* Exercise directions
Make an exact copy of the entries below with the pictures removed.

Records from a data source:
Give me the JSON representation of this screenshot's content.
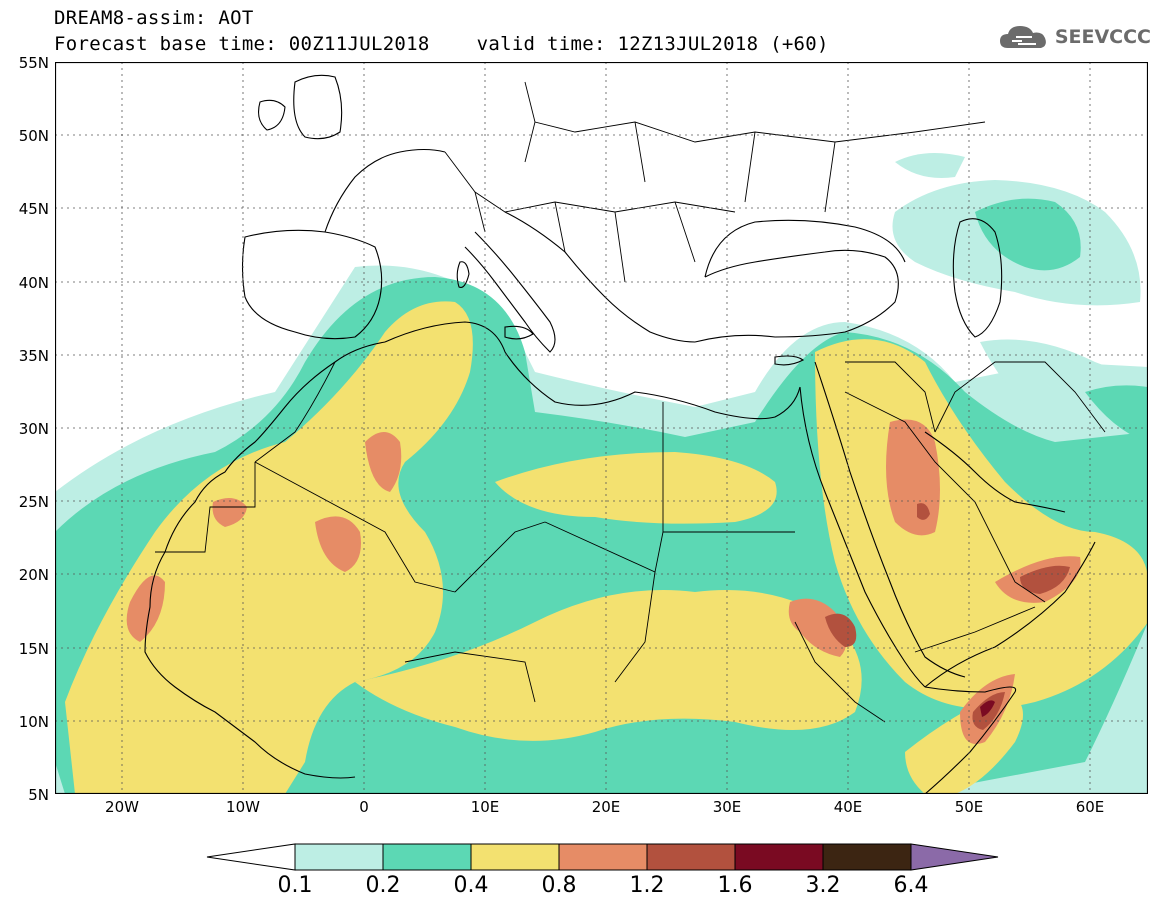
{
  "header": {
    "title_line1": "DREAM8-assim: AOT",
    "title_line2": "Forecast base time: 00Z11JUL2018    valid time: 12Z13JUL2018 (+60)"
  },
  "logo": {
    "text": "SEEVCCC",
    "icon": "cloud-logo-icon"
  },
  "map": {
    "lat_labels": [
      "55N",
      "50N",
      "45N",
      "40N",
      "35N",
      "30N",
      "25N",
      "20N",
      "15N",
      "10N",
      "5N"
    ],
    "lon_labels": [
      "20W",
      "10W",
      "0",
      "10E",
      "20E",
      "30E",
      "40E",
      "50E",
      "60E"
    ],
    "frame_color": "#000000",
    "grid_color": "#555555",
    "border_color": "#000000"
  },
  "legend": {
    "levels": [
      "0.1",
      "0.2",
      "0.4",
      "0.8",
      "1.2",
      "1.6",
      "3.2",
      "6.4"
    ],
    "colors": {
      "below": "#ffffff",
      "c1": "#bdeee4",
      "c2": "#5cd8b4",
      "c3": "#f3e170",
      "c4": "#e68c66",
      "c5": "#b2513e",
      "c6": "#7a0a22",
      "c7": "#3c2512",
      "above": "#8b6aa8"
    }
  }
}
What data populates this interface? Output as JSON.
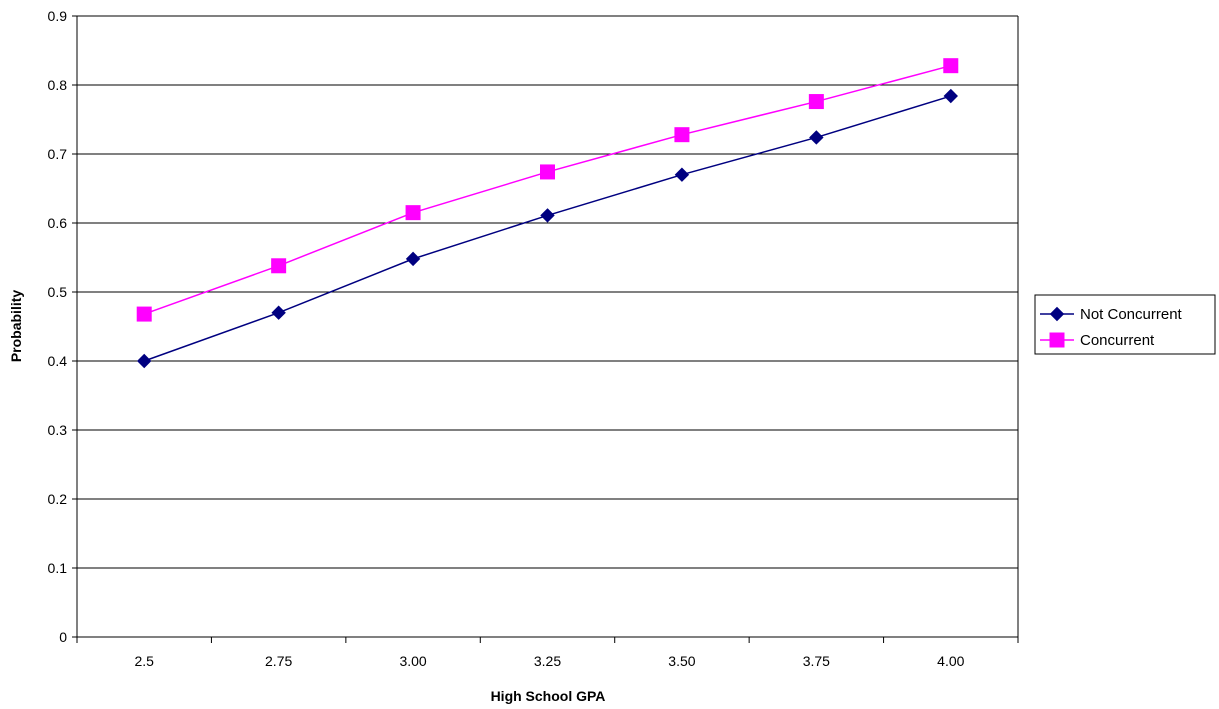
{
  "chart_data": {
    "type": "line",
    "title": "",
    "xlabel": "High School GPA",
    "ylabel": "Probability",
    "categories": [
      "2.5",
      "2.75",
      "3.00",
      "3.25",
      "3.50",
      "3.75",
      "4.00"
    ],
    "ylim": [
      0,
      0.9
    ],
    "yticks": [
      "0",
      "0.1",
      "0.2",
      "0.3",
      "0.4",
      "0.5",
      "0.6",
      "0.7",
      "0.8",
      "0.9"
    ],
    "grid": "horizontal",
    "legend_position": "right",
    "series": [
      {
        "name": "Not Concurrent",
        "color": "#000080",
        "marker": "diamond",
        "values": [
          0.4,
          0.47,
          0.548,
          0.611,
          0.67,
          0.724,
          0.784
        ]
      },
      {
        "name": "Concurrent",
        "color": "#FF00FF",
        "marker": "square",
        "values": [
          0.468,
          0.538,
          0.615,
          0.674,
          0.728,
          0.776,
          0.828
        ]
      }
    ]
  }
}
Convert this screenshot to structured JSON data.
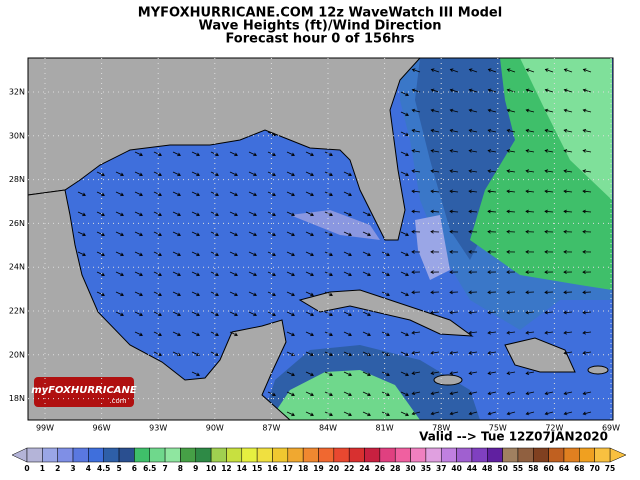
{
  "header": {
    "title": "MYFOXHURRICANE.COM 12z WaveWatch III Model",
    "subtitle": "Wave Heights (ft)/Wind Direction",
    "forecast": "Forecast hour 0 of 156hrs"
  },
  "map": {
    "lat_labels": [
      "32N",
      "30N",
      "28N",
      "26N",
      "24N",
      "22N",
      "20N",
      "18N"
    ],
    "lon_labels": [
      "99W",
      "96W",
      "93W",
      "90W",
      "87W",
      "84W",
      "81W",
      "78W",
      "75W",
      "72W",
      "69W"
    ],
    "valid": "Valid --> Tue 12Z07JAN2020",
    "logo": {
      "name": "myFOXHURRICANE",
      "suffix": ".com"
    }
  },
  "legend": {
    "labels": [
      0,
      1,
      2,
      3,
      4,
      4.5,
      5,
      6,
      6.5,
      7,
      8,
      9,
      10,
      12,
      14,
      15,
      16,
      17,
      18,
      19,
      20,
      22,
      24,
      26,
      28,
      30,
      35,
      37,
      40,
      44,
      48,
      50,
      55,
      58,
      60,
      64,
      68,
      70,
      75
    ]
  }
}
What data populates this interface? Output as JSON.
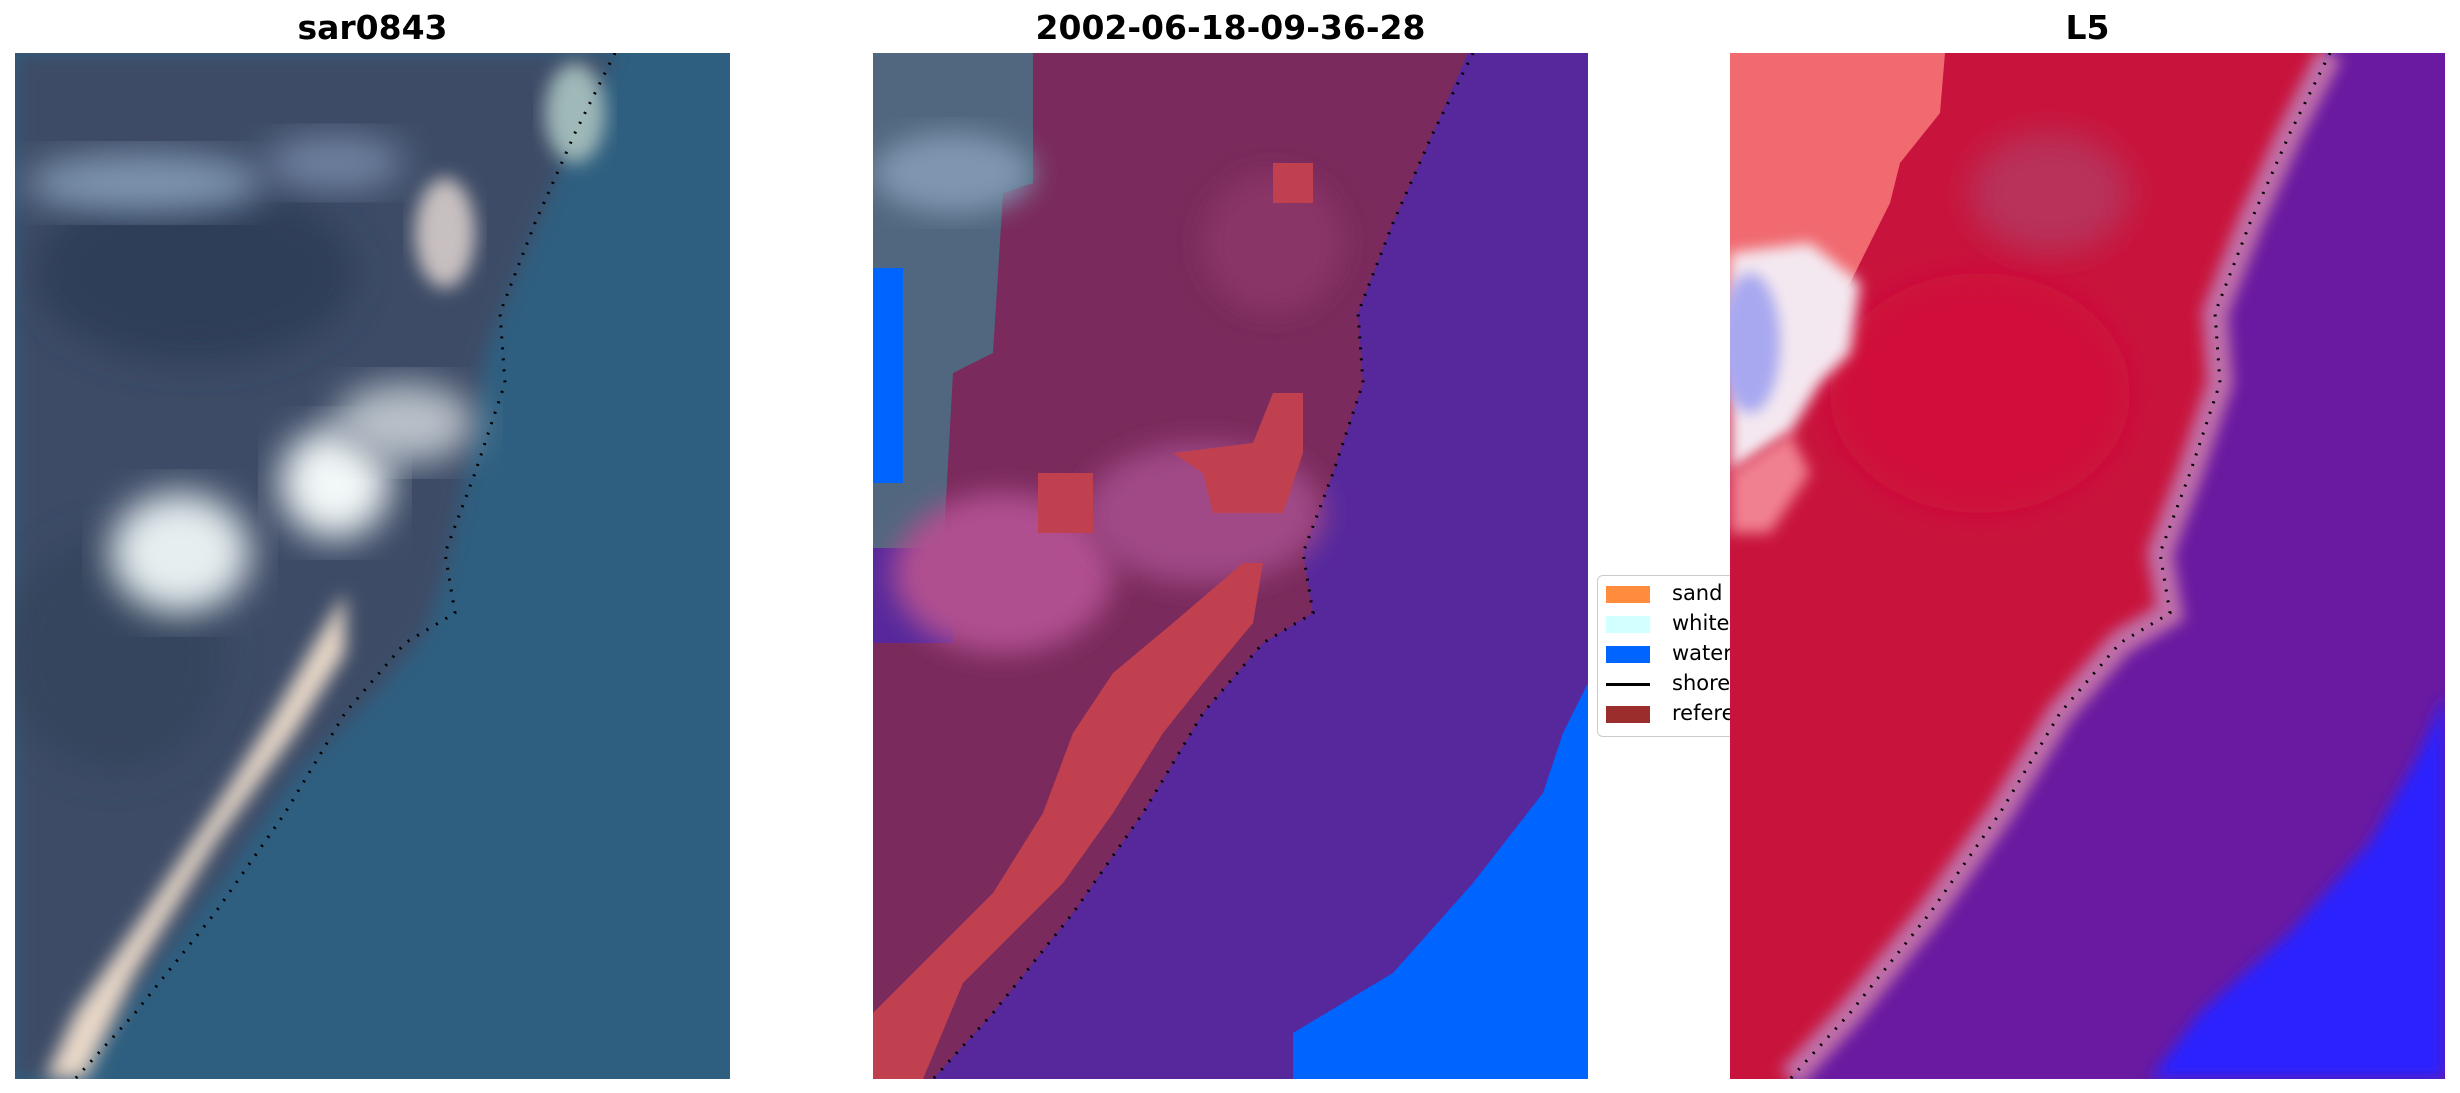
{
  "panels": [
    {
      "title": "sar0843",
      "kind": "true-colour image"
    },
    {
      "title": "2002-06-18-09-36-28",
      "kind": "classified image"
    },
    {
      "title": "L5",
      "kind": "index image"
    }
  ],
  "legend": {
    "items": [
      {
        "label": "sand",
        "color": "#ff8c3c",
        "type": "patch"
      },
      {
        "label": "whitew",
        "color": "#d2ffff",
        "type": "patch"
      },
      {
        "label": "water",
        "color": "#0064ff",
        "type": "patch"
      },
      {
        "label": "shorel",
        "color": "#000000",
        "type": "line"
      },
      {
        "label": "referer",
        "color": "#9b2d2d",
        "type": "patch"
      }
    ]
  },
  "colors": {
    "ocean": "#2f5f80",
    "land": "#3c4c68",
    "classified_land": "#7a2a5c",
    "classified_water": "#56289c",
    "index_land": "#c8143c",
    "index_water": "#6a1aa0",
    "index_deep_water": "#2020ff",
    "shoreline": "#000000"
  }
}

* Solution to the problem
Give me the JSON representation of this screenshot's content.
{
  "header": {
    "title_line1": "DREAM8-assim: AOT",
    "title_line2": "Forecast base time: 00Z11JUL2018    valid time: 12Z13JUL2018 (+60)"
  },
  "logo": {
    "text": "SEEVCCC",
    "icon": "cloud-logo-icon"
  },
  "map": {
    "lat_labels": [
      "55N",
      "50N",
      "45N",
      "40N",
      "35N",
      "30N",
      "25N",
      "20N",
      "15N",
      "10N",
      "5N"
    ],
    "lon_labels": [
      "20W",
      "10W",
      "0",
      "10E",
      "20E",
      "30E",
      "40E",
      "50E",
      "60E"
    ],
    "frame_color": "#000000",
    "grid_color": "#555555",
    "border_color": "#000000"
  },
  "legend": {
    "levels": [
      "0.1",
      "0.2",
      "0.4",
      "0.8",
      "1.2",
      "1.6",
      "3.2",
      "6.4"
    ],
    "colors": {
      "below": "#ffffff",
      "c1": "#bdeee4",
      "c2": "#5cd8b4",
      "c3": "#f3e170",
      "c4": "#e68c66",
      "c5": "#b2513e",
      "c6": "#7a0a22",
      "c7": "#3c2512",
      "above": "#8b6aa8"
    }
  }
}
What data populates this interface? Output as JSON.
{
  "chart_data": {
    "type": "line",
    "title": "",
    "xlabel": "High School GPA",
    "ylabel": "Probability",
    "categories": [
      "2.5",
      "2.75",
      "3.00",
      "3.25",
      "3.50",
      "3.75",
      "4.00"
    ],
    "ylim": [
      0,
      0.9
    ],
    "yticks": [
      "0",
      "0.1",
      "0.2",
      "0.3",
      "0.4",
      "0.5",
      "0.6",
      "0.7",
      "0.8",
      "0.9"
    ],
    "grid": "horizontal",
    "legend_position": "right",
    "series": [
      {
        "name": "Not Concurrent",
        "color": "#000080",
        "marker": "diamond",
        "values": [
          0.4,
          0.47,
          0.548,
          0.611,
          0.67,
          0.724,
          0.784
        ]
      },
      {
        "name": "Concurrent",
        "color": "#FF00FF",
        "marker": "square",
        "values": [
          0.468,
          0.538,
          0.615,
          0.674,
          0.728,
          0.776,
          0.828
        ]
      }
    ]
  }
}
Convert this screenshot to structured JSON data.
{
  "header": {
    "title": "MYFOXHURRICANE.COM 12z WaveWatch III Model",
    "subtitle": "Wave Heights (ft)/Wind Direction",
    "forecast": "Forecast hour 0 of 156hrs"
  },
  "map": {
    "lat_labels": [
      "32N",
      "30N",
      "28N",
      "26N",
      "24N",
      "22N",
      "20N",
      "18N"
    ],
    "lon_labels": [
      "99W",
      "96W",
      "93W",
      "90W",
      "87W",
      "84W",
      "81W",
      "78W",
      "75W",
      "72W",
      "69W"
    ],
    "valid": "Valid --> Tue 12Z07JAN2020",
    "logo": {
      "name": "myFOXHURRICANE",
      "suffix": ".com"
    }
  },
  "legend": {
    "labels": [
      0,
      1,
      2,
      3,
      4,
      4.5,
      5,
      6,
      6.5,
      7,
      8,
      9,
      10,
      12,
      14,
      15,
      16,
      17,
      18,
      19,
      20,
      22,
      24,
      26,
      28,
      30,
      35,
      37,
      40,
      44,
      48,
      50,
      55,
      58,
      60,
      64,
      68,
      70,
      75
    ]
  }
}
What data populates this interface? Output as JSON.
{
  "panels": [
    {
      "title": "sar0843",
      "kind": "true-colour image"
    },
    {
      "title": "2002-06-18-09-36-28",
      "kind": "classified image"
    },
    {
      "title": "L5",
      "kind": "index image"
    }
  ],
  "legend": {
    "items": [
      {
        "label": "sand",
        "color": "#ff8c3c",
        "type": "patch"
      },
      {
        "label": "whitew",
        "color": "#d2ffff",
        "type": "patch"
      },
      {
        "label": "water",
        "color": "#0064ff",
        "type": "patch"
      },
      {
        "label": "shorel",
        "color": "#000000",
        "type": "line"
      },
      {
        "label": "referer",
        "color": "#9b2d2d",
        "type": "patch"
      }
    ]
  },
  "colors": {
    "ocean": "#2f5f80",
    "land": "#3c4c68",
    "classified_land": "#7a2a5c",
    "classified_water": "#56289c",
    "index_land": "#c8143c",
    "index_water": "#6a1aa0",
    "index_deep_water": "#2020ff",
    "shoreline": "#000000"
  }
}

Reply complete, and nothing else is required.